[Data listing]
-*-*-
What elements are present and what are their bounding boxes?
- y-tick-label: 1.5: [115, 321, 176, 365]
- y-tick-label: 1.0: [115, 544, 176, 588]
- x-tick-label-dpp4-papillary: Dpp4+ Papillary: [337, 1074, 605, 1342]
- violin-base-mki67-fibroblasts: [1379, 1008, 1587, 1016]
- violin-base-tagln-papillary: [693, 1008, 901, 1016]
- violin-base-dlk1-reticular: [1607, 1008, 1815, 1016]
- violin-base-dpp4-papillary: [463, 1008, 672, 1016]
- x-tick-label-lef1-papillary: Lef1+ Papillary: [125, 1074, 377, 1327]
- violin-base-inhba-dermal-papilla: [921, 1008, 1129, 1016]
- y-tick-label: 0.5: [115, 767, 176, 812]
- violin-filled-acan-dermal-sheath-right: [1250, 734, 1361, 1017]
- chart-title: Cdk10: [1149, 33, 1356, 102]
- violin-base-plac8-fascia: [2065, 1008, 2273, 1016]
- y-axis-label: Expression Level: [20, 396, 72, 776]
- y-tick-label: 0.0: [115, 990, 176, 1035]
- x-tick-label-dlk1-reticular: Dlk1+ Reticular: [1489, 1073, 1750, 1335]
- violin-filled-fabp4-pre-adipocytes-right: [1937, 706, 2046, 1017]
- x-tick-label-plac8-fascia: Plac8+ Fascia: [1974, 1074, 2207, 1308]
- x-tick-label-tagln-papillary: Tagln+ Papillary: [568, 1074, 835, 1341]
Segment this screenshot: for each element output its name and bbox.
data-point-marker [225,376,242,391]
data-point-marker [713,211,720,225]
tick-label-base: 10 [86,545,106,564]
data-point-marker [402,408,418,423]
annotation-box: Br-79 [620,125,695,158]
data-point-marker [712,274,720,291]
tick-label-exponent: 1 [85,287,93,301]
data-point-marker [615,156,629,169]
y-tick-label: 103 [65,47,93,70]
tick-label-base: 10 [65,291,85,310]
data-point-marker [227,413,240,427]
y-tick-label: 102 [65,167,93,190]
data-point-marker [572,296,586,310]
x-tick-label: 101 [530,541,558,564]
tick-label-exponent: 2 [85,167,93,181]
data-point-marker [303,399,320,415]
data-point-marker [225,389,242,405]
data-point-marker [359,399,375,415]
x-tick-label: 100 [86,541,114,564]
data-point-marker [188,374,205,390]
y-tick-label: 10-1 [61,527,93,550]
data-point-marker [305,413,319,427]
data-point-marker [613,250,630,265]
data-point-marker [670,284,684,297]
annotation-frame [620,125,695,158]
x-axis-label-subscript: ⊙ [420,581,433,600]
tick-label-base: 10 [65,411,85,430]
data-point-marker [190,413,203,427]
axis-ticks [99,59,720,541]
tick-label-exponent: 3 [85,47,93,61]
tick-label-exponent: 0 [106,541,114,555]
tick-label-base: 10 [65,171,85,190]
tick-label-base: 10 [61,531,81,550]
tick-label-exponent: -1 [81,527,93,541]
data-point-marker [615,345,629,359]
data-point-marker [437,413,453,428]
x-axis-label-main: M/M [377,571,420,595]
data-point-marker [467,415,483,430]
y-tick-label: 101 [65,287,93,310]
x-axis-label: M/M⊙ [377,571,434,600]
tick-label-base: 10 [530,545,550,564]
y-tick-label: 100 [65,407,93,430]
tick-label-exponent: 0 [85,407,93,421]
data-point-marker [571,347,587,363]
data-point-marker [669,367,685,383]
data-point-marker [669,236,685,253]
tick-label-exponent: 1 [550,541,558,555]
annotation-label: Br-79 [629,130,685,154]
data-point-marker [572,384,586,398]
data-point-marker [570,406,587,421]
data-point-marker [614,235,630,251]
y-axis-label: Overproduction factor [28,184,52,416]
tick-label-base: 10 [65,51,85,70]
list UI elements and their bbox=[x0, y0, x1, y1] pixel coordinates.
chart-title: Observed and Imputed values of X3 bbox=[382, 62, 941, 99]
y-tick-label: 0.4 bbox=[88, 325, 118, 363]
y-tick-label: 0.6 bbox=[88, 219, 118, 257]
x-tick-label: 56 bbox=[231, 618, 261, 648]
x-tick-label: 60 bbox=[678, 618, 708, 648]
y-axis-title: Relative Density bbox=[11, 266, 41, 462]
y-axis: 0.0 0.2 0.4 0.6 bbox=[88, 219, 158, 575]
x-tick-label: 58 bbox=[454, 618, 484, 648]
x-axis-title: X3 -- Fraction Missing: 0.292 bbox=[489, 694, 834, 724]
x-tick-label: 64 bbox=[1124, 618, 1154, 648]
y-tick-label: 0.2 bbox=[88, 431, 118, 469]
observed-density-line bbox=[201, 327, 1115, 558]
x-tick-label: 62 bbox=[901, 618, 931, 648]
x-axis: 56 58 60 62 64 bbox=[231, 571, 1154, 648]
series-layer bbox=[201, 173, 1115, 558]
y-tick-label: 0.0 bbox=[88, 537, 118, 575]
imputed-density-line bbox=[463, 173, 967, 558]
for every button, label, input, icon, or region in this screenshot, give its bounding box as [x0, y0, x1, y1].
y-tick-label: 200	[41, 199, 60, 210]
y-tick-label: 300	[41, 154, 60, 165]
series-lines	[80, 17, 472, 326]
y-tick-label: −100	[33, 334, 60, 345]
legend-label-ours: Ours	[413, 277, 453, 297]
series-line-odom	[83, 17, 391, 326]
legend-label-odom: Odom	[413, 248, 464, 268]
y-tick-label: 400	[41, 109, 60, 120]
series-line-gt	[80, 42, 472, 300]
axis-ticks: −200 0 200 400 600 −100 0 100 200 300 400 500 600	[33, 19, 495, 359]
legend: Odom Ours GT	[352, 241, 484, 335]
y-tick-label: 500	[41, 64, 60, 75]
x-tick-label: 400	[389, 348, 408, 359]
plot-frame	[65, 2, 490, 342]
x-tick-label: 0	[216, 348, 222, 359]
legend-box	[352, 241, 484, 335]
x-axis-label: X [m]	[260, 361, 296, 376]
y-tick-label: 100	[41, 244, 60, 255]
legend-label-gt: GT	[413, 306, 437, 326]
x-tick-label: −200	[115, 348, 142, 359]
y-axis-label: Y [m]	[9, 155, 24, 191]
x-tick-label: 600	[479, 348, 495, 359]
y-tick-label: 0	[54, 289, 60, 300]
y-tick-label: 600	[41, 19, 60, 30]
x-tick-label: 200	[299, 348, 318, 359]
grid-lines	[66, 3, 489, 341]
-*-*-
**WHAT TO DO**
Rewrite the material starting at its first line and ending at the line that contains "- violin-base-dpp4-papillary: [463, 1008, 672, 1016]", substituting "DPP4+ Papillary" for "Dpp4+ Papillary" and leaving everything else in those lines untouched.

**SOLUTION FOR THIS PROBLEM**
What elements are present and what are their bounding boxes?
- y-tick-label: 1.5: [115, 321, 176, 365]
- y-tick-label: 1.0: [115, 544, 176, 588]
- x-tick-label-dpp4-papillary: DPP4+ Papillary: [337, 1074, 605, 1342]
- violin-base-mki67-fibroblasts: [1379, 1008, 1587, 1016]
- violin-base-tagln-papillary: [693, 1008, 901, 1016]
- violin-base-dlk1-reticular: [1607, 1008, 1815, 1016]
- violin-base-dpp4-papillary: [463, 1008, 672, 1016]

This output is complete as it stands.